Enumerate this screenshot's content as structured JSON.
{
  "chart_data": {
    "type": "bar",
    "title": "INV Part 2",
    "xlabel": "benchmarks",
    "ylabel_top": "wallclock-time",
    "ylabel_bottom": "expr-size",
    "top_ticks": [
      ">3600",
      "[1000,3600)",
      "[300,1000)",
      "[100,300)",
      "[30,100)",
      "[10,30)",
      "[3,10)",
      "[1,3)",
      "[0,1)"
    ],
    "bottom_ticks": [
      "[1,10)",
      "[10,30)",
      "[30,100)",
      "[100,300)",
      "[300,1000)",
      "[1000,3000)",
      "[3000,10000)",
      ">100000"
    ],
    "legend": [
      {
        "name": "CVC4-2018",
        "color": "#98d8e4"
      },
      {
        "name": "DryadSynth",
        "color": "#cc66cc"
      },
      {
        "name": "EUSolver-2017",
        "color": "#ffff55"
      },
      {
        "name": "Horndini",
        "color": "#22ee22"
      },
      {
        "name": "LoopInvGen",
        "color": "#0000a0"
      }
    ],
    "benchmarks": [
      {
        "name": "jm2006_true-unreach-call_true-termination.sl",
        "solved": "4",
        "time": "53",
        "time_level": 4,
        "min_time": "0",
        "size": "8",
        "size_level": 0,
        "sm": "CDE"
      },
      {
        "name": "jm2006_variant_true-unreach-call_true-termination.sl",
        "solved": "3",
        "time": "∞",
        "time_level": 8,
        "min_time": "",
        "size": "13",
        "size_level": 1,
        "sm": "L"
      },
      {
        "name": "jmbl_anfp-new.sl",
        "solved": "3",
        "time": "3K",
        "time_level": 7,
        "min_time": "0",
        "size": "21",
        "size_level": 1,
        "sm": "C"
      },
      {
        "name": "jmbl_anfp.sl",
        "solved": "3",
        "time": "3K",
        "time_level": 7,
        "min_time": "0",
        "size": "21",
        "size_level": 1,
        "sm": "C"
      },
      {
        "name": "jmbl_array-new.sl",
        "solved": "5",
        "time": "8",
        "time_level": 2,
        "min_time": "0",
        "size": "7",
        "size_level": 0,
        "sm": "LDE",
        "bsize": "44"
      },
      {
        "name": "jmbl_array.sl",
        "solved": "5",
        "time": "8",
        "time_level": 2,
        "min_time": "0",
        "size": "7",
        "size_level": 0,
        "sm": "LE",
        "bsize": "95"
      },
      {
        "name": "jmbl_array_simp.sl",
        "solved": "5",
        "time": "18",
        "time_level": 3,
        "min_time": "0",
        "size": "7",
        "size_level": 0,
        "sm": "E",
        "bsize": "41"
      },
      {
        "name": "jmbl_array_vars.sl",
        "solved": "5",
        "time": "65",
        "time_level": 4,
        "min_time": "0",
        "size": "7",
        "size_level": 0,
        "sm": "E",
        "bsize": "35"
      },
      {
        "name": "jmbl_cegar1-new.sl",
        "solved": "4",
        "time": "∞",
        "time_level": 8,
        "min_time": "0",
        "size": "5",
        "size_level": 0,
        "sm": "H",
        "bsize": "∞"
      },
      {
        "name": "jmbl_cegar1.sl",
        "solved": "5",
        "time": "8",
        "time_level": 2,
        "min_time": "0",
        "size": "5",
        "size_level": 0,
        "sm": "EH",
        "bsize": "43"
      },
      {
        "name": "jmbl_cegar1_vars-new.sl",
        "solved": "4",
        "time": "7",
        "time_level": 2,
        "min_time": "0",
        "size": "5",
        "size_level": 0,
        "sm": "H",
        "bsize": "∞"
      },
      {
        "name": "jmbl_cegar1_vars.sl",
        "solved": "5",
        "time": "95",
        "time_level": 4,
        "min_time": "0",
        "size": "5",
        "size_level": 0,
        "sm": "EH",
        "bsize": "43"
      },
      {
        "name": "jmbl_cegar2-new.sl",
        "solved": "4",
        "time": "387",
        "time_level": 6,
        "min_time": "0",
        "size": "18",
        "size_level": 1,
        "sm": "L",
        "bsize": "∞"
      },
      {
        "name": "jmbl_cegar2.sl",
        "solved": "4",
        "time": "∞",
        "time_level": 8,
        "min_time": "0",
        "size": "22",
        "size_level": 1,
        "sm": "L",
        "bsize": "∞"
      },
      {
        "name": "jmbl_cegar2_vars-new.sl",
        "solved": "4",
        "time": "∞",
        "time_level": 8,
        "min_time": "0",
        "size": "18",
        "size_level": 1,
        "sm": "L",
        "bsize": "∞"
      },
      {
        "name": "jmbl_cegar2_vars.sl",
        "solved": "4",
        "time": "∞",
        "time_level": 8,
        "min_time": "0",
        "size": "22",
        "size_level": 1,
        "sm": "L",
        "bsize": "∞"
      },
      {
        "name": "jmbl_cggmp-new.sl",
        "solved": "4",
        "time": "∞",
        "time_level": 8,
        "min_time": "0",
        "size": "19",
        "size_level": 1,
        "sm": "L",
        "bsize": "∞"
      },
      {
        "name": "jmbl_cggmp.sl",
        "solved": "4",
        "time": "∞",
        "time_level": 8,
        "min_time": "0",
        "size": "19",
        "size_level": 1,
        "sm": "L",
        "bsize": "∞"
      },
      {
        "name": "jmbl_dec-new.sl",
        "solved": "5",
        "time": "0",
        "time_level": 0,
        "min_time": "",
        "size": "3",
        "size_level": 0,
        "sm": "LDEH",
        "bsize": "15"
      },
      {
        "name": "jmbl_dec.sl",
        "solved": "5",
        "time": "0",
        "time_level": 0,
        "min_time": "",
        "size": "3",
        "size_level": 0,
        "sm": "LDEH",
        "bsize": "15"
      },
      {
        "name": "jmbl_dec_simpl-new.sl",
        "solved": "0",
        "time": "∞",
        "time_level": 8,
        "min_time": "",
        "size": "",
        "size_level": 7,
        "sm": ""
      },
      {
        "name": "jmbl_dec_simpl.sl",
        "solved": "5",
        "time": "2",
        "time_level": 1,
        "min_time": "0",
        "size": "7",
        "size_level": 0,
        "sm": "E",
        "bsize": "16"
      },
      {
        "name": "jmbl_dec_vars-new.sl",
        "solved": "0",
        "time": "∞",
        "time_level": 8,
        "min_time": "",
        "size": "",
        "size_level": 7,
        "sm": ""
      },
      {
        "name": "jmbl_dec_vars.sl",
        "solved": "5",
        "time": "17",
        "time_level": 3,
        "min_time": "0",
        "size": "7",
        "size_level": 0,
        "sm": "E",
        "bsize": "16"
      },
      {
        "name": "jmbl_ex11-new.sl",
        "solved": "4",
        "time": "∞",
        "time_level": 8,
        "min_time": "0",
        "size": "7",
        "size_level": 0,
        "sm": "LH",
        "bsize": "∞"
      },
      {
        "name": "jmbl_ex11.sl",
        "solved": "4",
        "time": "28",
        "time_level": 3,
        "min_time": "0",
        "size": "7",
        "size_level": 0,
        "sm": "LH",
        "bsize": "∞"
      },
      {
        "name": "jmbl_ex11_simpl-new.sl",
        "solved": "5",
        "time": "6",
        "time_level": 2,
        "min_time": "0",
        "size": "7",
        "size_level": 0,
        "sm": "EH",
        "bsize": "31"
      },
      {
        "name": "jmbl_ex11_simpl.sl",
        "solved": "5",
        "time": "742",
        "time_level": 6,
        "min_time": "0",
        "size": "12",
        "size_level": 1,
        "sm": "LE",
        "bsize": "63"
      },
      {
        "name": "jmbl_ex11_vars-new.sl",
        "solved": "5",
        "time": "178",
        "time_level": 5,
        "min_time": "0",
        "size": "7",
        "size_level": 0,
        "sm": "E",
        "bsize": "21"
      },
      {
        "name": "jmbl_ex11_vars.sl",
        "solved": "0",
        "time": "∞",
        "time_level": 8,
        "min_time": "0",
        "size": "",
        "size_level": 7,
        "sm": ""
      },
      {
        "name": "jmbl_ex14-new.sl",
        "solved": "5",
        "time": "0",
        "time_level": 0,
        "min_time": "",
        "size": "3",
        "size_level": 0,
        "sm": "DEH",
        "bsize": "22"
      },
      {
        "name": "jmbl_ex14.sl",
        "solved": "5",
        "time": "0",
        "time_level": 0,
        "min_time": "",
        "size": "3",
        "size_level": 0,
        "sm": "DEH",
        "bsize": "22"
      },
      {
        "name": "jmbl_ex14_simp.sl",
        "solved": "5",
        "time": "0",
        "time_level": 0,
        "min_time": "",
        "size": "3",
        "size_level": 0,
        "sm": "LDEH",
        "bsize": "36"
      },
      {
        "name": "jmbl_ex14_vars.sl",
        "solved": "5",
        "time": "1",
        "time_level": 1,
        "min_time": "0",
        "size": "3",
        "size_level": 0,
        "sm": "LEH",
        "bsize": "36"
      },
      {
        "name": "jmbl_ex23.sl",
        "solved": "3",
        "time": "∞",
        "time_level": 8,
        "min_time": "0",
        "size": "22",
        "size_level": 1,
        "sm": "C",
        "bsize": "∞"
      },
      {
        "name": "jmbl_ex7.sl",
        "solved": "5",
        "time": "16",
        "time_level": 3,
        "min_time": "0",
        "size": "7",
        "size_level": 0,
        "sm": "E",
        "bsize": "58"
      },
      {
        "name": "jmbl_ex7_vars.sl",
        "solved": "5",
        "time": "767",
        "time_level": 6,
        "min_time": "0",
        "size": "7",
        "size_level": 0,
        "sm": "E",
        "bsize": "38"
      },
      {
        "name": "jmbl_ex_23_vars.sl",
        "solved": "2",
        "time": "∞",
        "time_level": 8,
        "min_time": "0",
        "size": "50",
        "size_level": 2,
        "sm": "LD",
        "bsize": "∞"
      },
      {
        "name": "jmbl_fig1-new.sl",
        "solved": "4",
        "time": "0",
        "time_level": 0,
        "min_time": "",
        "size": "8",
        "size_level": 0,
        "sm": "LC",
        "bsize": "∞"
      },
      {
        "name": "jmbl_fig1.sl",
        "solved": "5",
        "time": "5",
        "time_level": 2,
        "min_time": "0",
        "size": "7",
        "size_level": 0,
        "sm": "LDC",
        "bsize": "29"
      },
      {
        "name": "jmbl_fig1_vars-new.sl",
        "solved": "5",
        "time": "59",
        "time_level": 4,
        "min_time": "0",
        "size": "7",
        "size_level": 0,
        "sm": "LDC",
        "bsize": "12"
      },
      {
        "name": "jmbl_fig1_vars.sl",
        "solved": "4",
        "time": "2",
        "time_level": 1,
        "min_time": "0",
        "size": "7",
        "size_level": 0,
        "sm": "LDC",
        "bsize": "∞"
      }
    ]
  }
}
-- -- --
Task goal:
Look through the entries and return every line where "color" appears.

Written response:
        "color": "#98d8e4"
        "color": "#cc66cc"
        "color": "#ffff55"
        "color": "#22ee22"
        "color": "#0000a0"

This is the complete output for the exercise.